RECORDS SHOWN:
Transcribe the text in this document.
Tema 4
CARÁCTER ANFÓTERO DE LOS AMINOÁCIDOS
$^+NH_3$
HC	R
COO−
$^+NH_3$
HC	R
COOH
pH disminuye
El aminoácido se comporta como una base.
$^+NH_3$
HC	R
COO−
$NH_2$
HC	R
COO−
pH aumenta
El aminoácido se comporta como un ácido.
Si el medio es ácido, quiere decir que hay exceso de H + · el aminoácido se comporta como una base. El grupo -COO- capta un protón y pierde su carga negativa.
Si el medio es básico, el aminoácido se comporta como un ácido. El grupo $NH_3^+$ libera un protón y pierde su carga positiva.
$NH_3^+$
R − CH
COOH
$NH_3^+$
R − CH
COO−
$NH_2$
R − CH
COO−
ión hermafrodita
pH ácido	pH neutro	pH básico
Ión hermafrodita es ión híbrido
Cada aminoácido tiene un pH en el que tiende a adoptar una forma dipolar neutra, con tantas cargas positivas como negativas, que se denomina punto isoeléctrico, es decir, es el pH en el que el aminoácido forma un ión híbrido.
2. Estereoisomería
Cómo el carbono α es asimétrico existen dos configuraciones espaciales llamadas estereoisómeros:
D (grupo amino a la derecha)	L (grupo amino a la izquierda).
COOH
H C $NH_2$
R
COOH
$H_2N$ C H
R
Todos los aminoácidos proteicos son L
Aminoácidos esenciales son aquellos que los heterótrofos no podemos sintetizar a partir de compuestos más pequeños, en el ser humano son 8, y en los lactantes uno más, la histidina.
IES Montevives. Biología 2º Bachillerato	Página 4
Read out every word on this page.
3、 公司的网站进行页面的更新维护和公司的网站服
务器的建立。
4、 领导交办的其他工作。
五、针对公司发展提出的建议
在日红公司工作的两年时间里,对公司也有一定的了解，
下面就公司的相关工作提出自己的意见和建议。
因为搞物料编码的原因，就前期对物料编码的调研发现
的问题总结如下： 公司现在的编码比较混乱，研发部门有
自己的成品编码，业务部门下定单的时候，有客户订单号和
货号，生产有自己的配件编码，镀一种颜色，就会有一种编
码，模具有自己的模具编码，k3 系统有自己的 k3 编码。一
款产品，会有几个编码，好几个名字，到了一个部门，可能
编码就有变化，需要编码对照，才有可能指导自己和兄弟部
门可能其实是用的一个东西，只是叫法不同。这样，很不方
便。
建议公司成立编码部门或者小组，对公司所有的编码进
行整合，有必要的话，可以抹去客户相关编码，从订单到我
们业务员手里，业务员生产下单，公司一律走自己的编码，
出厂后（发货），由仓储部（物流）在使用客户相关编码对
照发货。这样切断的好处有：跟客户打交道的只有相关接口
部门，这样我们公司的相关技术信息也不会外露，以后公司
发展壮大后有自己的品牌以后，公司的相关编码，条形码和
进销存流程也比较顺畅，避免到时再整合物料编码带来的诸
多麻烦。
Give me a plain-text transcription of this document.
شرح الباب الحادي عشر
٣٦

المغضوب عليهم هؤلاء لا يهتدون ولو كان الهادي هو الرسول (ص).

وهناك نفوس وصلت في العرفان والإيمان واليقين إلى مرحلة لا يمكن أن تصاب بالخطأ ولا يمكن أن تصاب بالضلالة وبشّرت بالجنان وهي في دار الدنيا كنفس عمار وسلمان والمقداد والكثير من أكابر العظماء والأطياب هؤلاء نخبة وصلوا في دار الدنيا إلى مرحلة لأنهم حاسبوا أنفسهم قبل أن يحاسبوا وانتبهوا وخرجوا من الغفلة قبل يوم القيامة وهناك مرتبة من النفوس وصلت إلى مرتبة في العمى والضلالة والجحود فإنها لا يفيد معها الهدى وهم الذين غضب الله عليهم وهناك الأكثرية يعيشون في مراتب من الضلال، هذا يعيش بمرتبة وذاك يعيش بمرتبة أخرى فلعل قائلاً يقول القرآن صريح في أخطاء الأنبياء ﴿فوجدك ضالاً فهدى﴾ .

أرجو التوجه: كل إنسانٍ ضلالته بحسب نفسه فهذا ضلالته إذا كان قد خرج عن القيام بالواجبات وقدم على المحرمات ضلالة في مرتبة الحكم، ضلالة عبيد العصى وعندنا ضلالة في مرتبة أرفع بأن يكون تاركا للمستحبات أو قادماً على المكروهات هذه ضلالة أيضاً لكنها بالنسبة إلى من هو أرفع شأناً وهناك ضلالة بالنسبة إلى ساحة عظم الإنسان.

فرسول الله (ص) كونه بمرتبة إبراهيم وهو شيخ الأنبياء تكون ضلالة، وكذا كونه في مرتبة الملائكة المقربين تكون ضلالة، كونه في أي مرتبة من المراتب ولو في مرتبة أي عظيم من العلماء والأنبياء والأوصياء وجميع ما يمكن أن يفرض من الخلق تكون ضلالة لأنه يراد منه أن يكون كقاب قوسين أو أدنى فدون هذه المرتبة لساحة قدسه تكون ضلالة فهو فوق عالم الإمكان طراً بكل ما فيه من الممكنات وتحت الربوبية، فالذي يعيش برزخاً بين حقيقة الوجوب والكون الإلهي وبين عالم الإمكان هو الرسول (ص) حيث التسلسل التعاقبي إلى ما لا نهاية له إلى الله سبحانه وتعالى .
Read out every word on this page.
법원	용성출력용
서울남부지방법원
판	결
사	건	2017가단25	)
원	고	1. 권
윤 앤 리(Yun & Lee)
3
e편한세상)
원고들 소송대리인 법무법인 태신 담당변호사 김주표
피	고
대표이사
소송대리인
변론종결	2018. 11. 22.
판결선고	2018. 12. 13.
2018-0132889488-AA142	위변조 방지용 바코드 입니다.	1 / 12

DIRECTION: Copy the records above exactly as they appear.

THE OUTPUT:
Transcribe the text in this document.
Tema 4
CARÁCTER ANFÓTERO DE LOS AMINOÁCIDOS
$^+NH_3$
HC	R
COO−
$^+NH_3$
HC	R
COOH
pH disminuye
El aminoácido se comporta como una base.
$^+NH_3$
HC	R
COO−
$NH_2$
HC	R
COO−
pH aumenta
El aminoácido se comporta como un ácido.
Si el medio es ácido, quiere decir que hay exceso de H + · el aminoácido se comporta como una base. El grupo -COO- capta un protón y pierde su carga negativa.
Si el medio es básico, el aminoácido se comporta como un ácido. El grupo $NH_3^+$ libera un protón y pierde su carga positiva.
$NH_3^+$
R − CH
COOH
$NH_3^+$
R − CH
COO−
$NH_2$
R − CH
COO−
ión hermafrodita
pH ácido	pH neutro	pH básico
Ión hermafrodita es ión híbrido
Cada aminoácido tiene un pH en el que tiende a adoptar una forma dipolar neutra, con tantas cargas positivas como negativas, que se denomina punto isoeléctrico, es decir, es el pH en el que el aminoácido forma un ión híbrido.
2. Estereoisomería
Cómo el carbono α es asimétrico existen dos configuraciones espaciales llamadas estereoisómeros:
D (grupo amino a la derecha)	L (grupo amino a la izquierda).
COOH
H C $NH_2$
R
COOH
$H_2N$ C H
R
Todos los aminoácidos proteicos son L
Aminoácidos esenciales son aquellos que los heterótrofos no podemos sintetizar a partir de compuestos más pequeños, en el ser humano son 8, y en los lactantes uno más, la histidina.
IES Montevives. Biología 2º Bachillerato	Página 4
Read out every word on this page.
3、 公司的网站进行页面的更新维护和公司的网站服
务器的建立。
4、 领导交办的其他工作。
五、针对公司发展提出的建议
在日红公司工作的两年时间里,对公司也有一定的了解，
下面就公司的相关工作提出自己的意见和建议。
因为搞物料编码的原因，就前期对物料编码的调研发现
的问题总结如下： 公司现在的编码比较混乱，研发部门有
自己的成品编码，业务部门下定单的时候，有客户订单号和
货号，生产有自己的配件编码，镀一种颜色，就会有一种编
码，模具有自己的模具编码，k3 系统有自己的 k3 编码。一
款产品，会有几个编码，好几个名字，到了一个部门，可能
编码就有变化，需要编码对照，才有可能指导自己和兄弟部
门可能其实是用的一个东西，只是叫法不同。这样，很不方
便。
建议公司成立编码部门或者小组，对公司所有的编码进
行整合，有必要的话，可以抹去客户相关编码，从订单到我
们业务员手里，业务员生产下单，公司一律走自己的编码，
出厂后（发货），由仓储部（物流）在使用客户相关编码对
照发货。这样切断的好处有：跟客户打交道的只有相关接口
部门，这样我们公司的相关技术信息也不会外露，以后公司
发展壮大后有自己的品牌以后，公司的相关编码，条形码和
进销存流程也比较顺畅，避免到时再整合物料编码带来的诸
多麻烦。
Give me a plain-text transcription of this document.
شرح الباب الحادي عشر
٣٦

المغضوب عليهم هؤلاء لا يهتدون ولو كان الهادي هو الرسول (ص).

وهناك نفوس وصلت في العرفان والإيمان واليقين إلى مرحلة لا يمكن أن تصاب بالخطأ ولا يمكن أن تصاب بالضلالة وبشّرت بالجنان وهي في دار الدنيا كنفس عمار وسلمان والمقداد والكثير من أكابر العظماء والأطياب هؤلاء نخبة وصلوا في دار الدنيا إلى مرحلة لأنهم حاسبوا أنفسهم قبل أن يحاسبوا وانتبهوا وخرجوا من الغفلة قبل يوم القيامة وهناك مرتبة من النفوس وصلت إلى مرتبة في العمى والضلالة والجحود فإنها لا يفيد معها الهدى وهم الذين غضب الله عليهم وهناك الأكثرية يعيشون في مراتب من الضلال، هذا يعيش بمرتبة وذاك يعيش بمرتبة أخرى فلعل قائلاً يقول القرآن صريح في أخطاء الأنبياء ﴿فوجدك ضالاً فهدى﴾ .

أرجو التوجه: كل إنسانٍ ضلالته بحسب نفسه فهذا ضلالته إذا كان قد خرج عن القيام بالواجبات وقدم على المحرمات ضلالة في مرتبة الحكم، ضلالة عبيد العصى وعندنا ضلالة في مرتبة أرفع بأن يكون تاركا للمستحبات أو قادماً على المكروهات هذه ضلالة أيضاً لكنها بالنسبة إلى من هو أرفع شأناً وهناك ضلالة بالنسبة إلى ساحة عظم الإنسان.

فرسول الله (ص) كونه بمرتبة إبراهيم وهو شيخ الأنبياء تكون ضلالة، وكذا كونه في مرتبة الملائكة المقربين تكون ضلالة، كونه في أي مرتبة من المراتب ولو في مرتبة أي عظيم من العلماء والأنبياء والأوصياء وجميع ما يمكن أن يفرض من الخلق تكون ضلالة لأنه يراد منه أن يكون كقاب قوسين أو أدنى فدون هذه المرتبة لساحة قدسه تكون ضلالة فهو فوق عالم الإمكان طراً بكل ما فيه من الممكنات وتحت الربوبية، فالذي يعيش برزخاً بين حقيقة الوجوب والكون الإلهي وبين عالم الإمكان هو الرسول (ص) حيث التسلسل التعاقبي إلى ما لا نهاية له إلى الله سبحانه وتعالى .
Read out every word on this page.
법원	용성출력용
서울남부지방법원
판	결
사	건	2017가단25	)
원	고	1. 권
윤 앤 리(Yun & Lee)
3
e편한세상)
원고들 소송대리인 법무법인 태신 담당변호사 김주표
피	고
대표이사
소송대리인
변론종결	2018. 11. 22.
판결선고	2018. 12. 13.
2018-0132889488-AA142	위변조 방지용 바코드 입니다.	1 / 12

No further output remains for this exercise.